- _Requirement_:
Give the material once more, word for word, without any images.
***
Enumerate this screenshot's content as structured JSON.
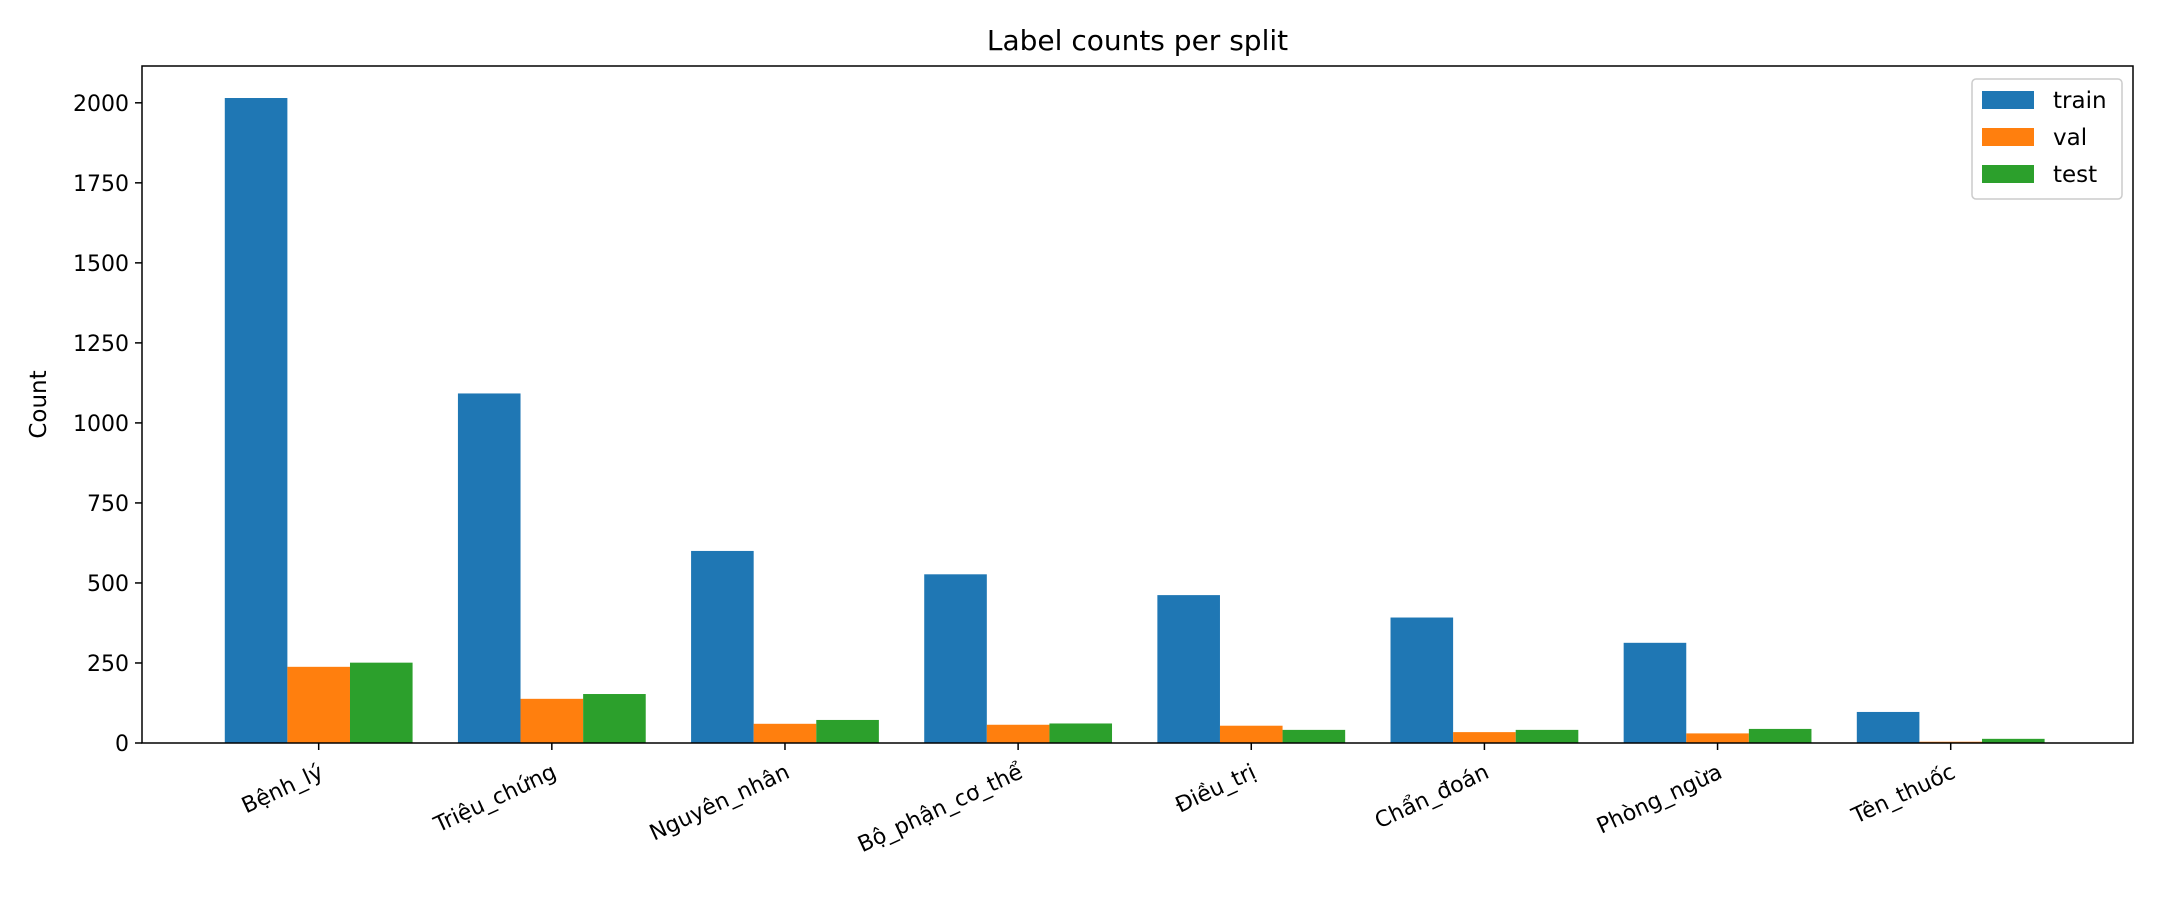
{
  "chart_data": {
    "type": "bar",
    "title": "Label counts per split",
    "xlabel": "",
    "ylabel": "Count",
    "categories": [
      "Bệnh_lý",
      "Triệu_chứng",
      "Nguyên_nhân",
      "Bộ_phận_cơ_thể",
      "Điều_trị",
      "Chẩn_đoán",
      "Phòng_ngừa",
      "Tên_thuốc"
    ],
    "series": [
      {
        "name": "train",
        "color": "#1f77b4",
        "values": [
          2015,
          1092,
          600,
          527,
          462,
          392,
          313,
          97
        ]
      },
      {
        "name": "val",
        "color": "#ff7f0e",
        "values": [
          238,
          138,
          60,
          57,
          54,
          34,
          30,
          4
        ]
      },
      {
        "name": "test",
        "color": "#2ca02c",
        "values": [
          251,
          153,
          72,
          61,
          41,
          41,
          44,
          13
        ]
      }
    ],
    "ylim": [
      0,
      2115
    ],
    "yticks": [
      0,
      250,
      500,
      750,
      1000,
      1250,
      1500,
      1750,
      2000
    ],
    "grid": false,
    "legend": "top-right"
  }
}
***
- _Exercise answer_:
Enumerate this screenshot's content as structured JSON.
{
  "chart_data": {
    "type": "bar",
    "title": "Label counts per split",
    "xlabel": "",
    "ylabel": "Count",
    "categories": [
      "Bệnh_lý",
      "Triệu_chứng",
      "Nguyên_nhân",
      "Bộ_phận_cơ_thể",
      "Điều_trị",
      "Chẩn_đoán",
      "Phòng_ngừa",
      "Tên_thuốc"
    ],
    "series": [
      {
        "name": "train",
        "color": "#1f77b4",
        "values": [
          2015,
          1092,
          600,
          527,
          462,
          392,
          313,
          97
        ]
      },
      {
        "name": "val",
        "color": "#ff7f0e",
        "values": [
          238,
          138,
          60,
          57,
          54,
          34,
          30,
          4
        ]
      },
      {
        "name": "test",
        "color": "#2ca02c",
        "values": [
          251,
          153,
          72,
          61,
          41,
          41,
          44,
          13
        ]
      }
    ],
    "ylim": [
      0,
      2115
    ],
    "yticks": [
      0,
      250,
      500,
      750,
      1000,
      1250,
      1500,
      1750,
      2000
    ],
    "grid": false,
    "legend": "top-right"
  }
}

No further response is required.